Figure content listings
::::

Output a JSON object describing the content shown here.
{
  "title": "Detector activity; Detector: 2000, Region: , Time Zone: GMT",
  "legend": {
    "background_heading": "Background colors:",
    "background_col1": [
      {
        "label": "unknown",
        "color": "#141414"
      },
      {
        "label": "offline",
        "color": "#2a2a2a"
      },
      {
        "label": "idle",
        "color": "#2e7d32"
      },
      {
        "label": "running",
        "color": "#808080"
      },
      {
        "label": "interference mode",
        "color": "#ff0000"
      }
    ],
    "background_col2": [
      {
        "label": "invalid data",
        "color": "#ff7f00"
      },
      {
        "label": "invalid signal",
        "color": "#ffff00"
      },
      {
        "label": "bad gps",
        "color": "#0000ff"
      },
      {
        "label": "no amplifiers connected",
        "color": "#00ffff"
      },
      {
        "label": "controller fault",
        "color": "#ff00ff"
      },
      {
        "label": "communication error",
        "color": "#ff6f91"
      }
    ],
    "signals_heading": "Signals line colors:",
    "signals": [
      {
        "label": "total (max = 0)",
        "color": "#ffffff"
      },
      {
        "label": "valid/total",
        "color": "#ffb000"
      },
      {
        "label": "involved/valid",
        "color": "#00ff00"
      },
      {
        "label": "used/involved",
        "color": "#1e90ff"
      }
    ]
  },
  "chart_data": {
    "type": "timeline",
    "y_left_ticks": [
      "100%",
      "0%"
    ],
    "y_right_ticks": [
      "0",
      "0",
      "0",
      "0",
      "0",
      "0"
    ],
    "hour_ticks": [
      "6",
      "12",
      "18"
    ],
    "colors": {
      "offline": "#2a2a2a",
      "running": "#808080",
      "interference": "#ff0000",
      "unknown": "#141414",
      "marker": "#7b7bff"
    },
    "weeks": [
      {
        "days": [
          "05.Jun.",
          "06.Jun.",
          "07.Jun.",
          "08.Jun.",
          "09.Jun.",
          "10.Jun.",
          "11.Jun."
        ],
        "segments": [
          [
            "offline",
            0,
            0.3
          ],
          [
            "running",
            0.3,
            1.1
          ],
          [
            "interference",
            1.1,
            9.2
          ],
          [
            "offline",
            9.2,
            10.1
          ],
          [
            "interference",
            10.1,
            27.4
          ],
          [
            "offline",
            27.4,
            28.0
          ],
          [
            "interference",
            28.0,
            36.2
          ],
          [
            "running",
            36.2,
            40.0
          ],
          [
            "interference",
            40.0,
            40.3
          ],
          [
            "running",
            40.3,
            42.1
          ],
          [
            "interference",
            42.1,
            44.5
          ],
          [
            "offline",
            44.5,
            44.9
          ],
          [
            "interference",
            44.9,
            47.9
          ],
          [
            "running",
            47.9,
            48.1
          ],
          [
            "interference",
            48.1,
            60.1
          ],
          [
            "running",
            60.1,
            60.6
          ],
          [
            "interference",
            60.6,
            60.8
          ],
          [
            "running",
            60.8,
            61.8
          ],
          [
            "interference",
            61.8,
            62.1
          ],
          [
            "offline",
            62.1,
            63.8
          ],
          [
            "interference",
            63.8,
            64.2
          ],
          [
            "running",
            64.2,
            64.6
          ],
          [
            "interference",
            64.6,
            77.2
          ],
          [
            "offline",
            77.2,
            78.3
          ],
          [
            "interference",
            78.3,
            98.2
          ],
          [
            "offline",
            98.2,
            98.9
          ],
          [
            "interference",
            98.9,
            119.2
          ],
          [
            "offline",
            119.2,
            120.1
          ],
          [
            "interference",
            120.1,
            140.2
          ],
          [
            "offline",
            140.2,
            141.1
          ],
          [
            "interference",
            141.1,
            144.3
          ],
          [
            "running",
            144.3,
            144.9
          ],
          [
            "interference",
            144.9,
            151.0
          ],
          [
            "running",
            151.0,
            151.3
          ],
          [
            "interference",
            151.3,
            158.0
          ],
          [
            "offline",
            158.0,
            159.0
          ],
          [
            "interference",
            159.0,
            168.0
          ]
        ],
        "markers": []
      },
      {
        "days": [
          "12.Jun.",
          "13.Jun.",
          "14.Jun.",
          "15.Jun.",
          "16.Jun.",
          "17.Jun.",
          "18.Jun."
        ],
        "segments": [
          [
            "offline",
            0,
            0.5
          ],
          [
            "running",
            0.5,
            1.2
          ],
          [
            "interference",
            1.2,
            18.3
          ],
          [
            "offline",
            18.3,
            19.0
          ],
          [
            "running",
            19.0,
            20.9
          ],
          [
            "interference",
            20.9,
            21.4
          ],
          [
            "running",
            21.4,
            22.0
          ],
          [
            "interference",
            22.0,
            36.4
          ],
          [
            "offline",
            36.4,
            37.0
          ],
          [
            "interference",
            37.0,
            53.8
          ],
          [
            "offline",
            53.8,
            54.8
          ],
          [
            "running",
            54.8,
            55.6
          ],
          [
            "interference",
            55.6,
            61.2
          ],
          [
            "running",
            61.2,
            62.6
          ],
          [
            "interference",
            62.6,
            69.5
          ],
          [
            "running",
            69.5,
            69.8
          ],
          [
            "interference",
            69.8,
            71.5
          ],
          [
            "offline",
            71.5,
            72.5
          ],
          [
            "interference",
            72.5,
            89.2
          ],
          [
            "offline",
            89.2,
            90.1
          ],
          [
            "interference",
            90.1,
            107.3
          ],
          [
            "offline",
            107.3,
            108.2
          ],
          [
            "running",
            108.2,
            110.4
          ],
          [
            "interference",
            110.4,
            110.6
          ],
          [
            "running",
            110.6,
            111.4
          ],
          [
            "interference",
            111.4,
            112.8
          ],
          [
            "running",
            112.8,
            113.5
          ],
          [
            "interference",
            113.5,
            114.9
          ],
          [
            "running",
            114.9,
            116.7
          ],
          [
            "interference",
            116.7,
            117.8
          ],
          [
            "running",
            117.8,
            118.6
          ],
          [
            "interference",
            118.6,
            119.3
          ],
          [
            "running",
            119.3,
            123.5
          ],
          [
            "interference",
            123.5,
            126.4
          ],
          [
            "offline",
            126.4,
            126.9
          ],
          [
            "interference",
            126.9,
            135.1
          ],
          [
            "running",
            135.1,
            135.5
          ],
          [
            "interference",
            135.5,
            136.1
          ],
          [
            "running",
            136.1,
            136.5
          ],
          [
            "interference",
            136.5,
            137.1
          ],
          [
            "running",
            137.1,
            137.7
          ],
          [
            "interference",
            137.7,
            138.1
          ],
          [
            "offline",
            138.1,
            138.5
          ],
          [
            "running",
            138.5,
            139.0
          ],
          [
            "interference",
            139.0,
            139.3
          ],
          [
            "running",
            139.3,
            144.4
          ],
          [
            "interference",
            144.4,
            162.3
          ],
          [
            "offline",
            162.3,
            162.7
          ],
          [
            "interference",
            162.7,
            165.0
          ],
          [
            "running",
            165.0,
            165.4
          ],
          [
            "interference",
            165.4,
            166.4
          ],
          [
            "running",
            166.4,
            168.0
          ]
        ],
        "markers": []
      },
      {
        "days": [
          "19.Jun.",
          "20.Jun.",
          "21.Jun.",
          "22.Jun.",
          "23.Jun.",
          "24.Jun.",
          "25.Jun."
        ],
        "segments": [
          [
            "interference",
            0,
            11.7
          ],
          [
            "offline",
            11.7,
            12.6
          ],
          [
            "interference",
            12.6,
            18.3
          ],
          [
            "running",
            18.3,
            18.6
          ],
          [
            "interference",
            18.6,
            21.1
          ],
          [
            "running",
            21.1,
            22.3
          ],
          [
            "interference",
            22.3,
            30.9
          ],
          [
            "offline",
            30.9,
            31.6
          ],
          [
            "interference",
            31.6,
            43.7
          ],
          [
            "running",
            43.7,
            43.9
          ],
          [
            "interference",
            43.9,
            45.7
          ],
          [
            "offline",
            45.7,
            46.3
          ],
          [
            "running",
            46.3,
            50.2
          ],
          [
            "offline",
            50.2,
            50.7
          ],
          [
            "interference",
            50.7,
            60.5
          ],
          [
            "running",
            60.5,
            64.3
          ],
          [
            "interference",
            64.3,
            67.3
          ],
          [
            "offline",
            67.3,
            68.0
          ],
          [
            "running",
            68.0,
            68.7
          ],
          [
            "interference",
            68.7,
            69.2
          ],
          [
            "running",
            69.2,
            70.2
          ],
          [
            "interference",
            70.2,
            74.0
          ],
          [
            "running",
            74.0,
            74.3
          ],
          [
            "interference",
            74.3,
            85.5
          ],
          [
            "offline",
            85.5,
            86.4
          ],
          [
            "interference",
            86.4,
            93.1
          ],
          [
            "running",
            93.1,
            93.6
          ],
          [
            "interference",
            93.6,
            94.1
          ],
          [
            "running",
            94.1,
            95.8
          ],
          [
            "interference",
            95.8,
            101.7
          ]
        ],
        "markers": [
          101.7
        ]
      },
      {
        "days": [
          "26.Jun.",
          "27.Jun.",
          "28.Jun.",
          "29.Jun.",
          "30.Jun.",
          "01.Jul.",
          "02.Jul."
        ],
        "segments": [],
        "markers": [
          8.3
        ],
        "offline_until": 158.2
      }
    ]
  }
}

::::

* Request *
Every line containing the string "involved" must be listed.

* The answer *
        "label": "involved/valid",
        "label": "used/involved",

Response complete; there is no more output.